## [INSTRUCTIONS FOR THE TASK]
Restate the entries below word for word, omitting nothing.

_ _ _ _

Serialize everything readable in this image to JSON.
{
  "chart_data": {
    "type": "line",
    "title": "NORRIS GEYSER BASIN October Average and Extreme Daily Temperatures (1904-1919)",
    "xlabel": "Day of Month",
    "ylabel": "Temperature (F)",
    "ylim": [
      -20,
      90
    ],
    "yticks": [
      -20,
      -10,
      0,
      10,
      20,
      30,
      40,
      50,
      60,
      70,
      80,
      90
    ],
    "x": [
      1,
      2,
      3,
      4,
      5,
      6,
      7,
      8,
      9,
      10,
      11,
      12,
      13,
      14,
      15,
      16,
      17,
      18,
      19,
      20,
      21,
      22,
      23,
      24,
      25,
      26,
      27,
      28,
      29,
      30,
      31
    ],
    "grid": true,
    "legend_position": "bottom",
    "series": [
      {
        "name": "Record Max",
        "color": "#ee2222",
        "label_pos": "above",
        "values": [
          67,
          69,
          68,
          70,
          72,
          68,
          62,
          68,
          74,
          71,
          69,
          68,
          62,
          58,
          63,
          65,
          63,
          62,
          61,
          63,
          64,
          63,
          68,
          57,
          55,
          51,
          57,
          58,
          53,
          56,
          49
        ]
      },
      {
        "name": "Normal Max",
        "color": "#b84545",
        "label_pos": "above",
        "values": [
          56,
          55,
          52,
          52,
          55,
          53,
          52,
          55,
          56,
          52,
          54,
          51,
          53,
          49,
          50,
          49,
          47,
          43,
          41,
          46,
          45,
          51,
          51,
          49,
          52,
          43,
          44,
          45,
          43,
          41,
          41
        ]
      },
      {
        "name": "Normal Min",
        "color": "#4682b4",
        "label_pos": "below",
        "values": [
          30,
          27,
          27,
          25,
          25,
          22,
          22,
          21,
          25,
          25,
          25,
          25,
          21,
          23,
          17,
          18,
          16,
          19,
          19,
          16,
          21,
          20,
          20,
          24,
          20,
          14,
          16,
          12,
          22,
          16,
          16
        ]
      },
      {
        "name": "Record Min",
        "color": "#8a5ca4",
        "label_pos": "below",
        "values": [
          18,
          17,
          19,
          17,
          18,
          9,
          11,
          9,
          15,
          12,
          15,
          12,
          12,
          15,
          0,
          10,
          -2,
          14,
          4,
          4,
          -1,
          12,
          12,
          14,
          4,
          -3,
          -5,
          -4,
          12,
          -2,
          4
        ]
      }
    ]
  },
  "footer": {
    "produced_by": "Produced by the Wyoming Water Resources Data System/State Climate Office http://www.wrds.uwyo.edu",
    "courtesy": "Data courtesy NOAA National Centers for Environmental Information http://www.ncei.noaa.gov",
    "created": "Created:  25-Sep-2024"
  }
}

_ _ _ _

## [RESPONSE]
Serialize everything readable in this image to JSON.
{
  "chart_data": {
    "type": "line",
    "title": "NORRIS GEYSER BASIN October Average and Extreme Daily Temperatures (1904-1919)",
    "xlabel": "Day of Month",
    "ylabel": "Temperature (F)",
    "ylim": [
      -20,
      90
    ],
    "yticks": [
      -20,
      -10,
      0,
      10,
      20,
      30,
      40,
      50,
      60,
      70,
      80,
      90
    ],
    "x": [
      1,
      2,
      3,
      4,
      5,
      6,
      7,
      8,
      9,
      10,
      11,
      12,
      13,
      14,
      15,
      16,
      17,
      18,
      19,
      20,
      21,
      22,
      23,
      24,
      25,
      26,
      27,
      28,
      29,
      30,
      31
    ],
    "grid": true,
    "legend_position": "bottom",
    "series": [
      {
        "name": "Record Max",
        "color": "#ee2222",
        "label_pos": "above",
        "values": [
          67,
          69,
          68,
          70,
          72,
          68,
          62,
          68,
          74,
          71,
          69,
          68,
          62,
          58,
          63,
          65,
          63,
          62,
          61,
          63,
          64,
          63,
          68,
          57,
          55,
          51,
          57,
          58,
          53,
          56,
          49
        ]
      },
      {
        "name": "Normal Max",
        "color": "#b84545",
        "label_pos": "above",
        "values": [
          56,
          55,
          52,
          52,
          55,
          53,
          52,
          55,
          56,
          52,
          54,
          51,
          53,
          49,
          50,
          49,
          47,
          43,
          41,
          46,
          45,
          51,
          51,
          49,
          52,
          43,
          44,
          45,
          43,
          41,
          41
        ]
      },
      {
        "name": "Normal Min",
        "color": "#4682b4",
        "label_pos": "below",
        "values": [
          30,
          27,
          27,
          25,
          25,
          22,
          22,
          21,
          25,
          25,
          25,
          25,
          21,
          23,
          17,
          18,
          16,
          19,
          19,
          16,
          21,
          20,
          20,
          24,
          20,
          14,
          16,
          12,
          22,
          16,
          16
        ]
      },
      {
        "name": "Record Min",
        "color": "#8a5ca4",
        "label_pos": "below",
        "values": [
          18,
          17,
          19,
          17,
          18,
          9,
          11,
          9,
          15,
          12,
          15,
          12,
          12,
          15,
          0,
          10,
          -2,
          14,
          4,
          4,
          -1,
          12,
          12,
          14,
          4,
          -3,
          -5,
          -4,
          12,
          -2,
          4
        ]
      }
    ]
  },
  "footer": {
    "produced_by": "Produced by the Wyoming Water Resources Data System/State Climate Office http://www.wrds.uwyo.edu",
    "courtesy": "Data courtesy NOAA National Centers for Environmental Information http://www.ncei.noaa.gov",
    "created": "Created:  25-Sep-2024"
  }
}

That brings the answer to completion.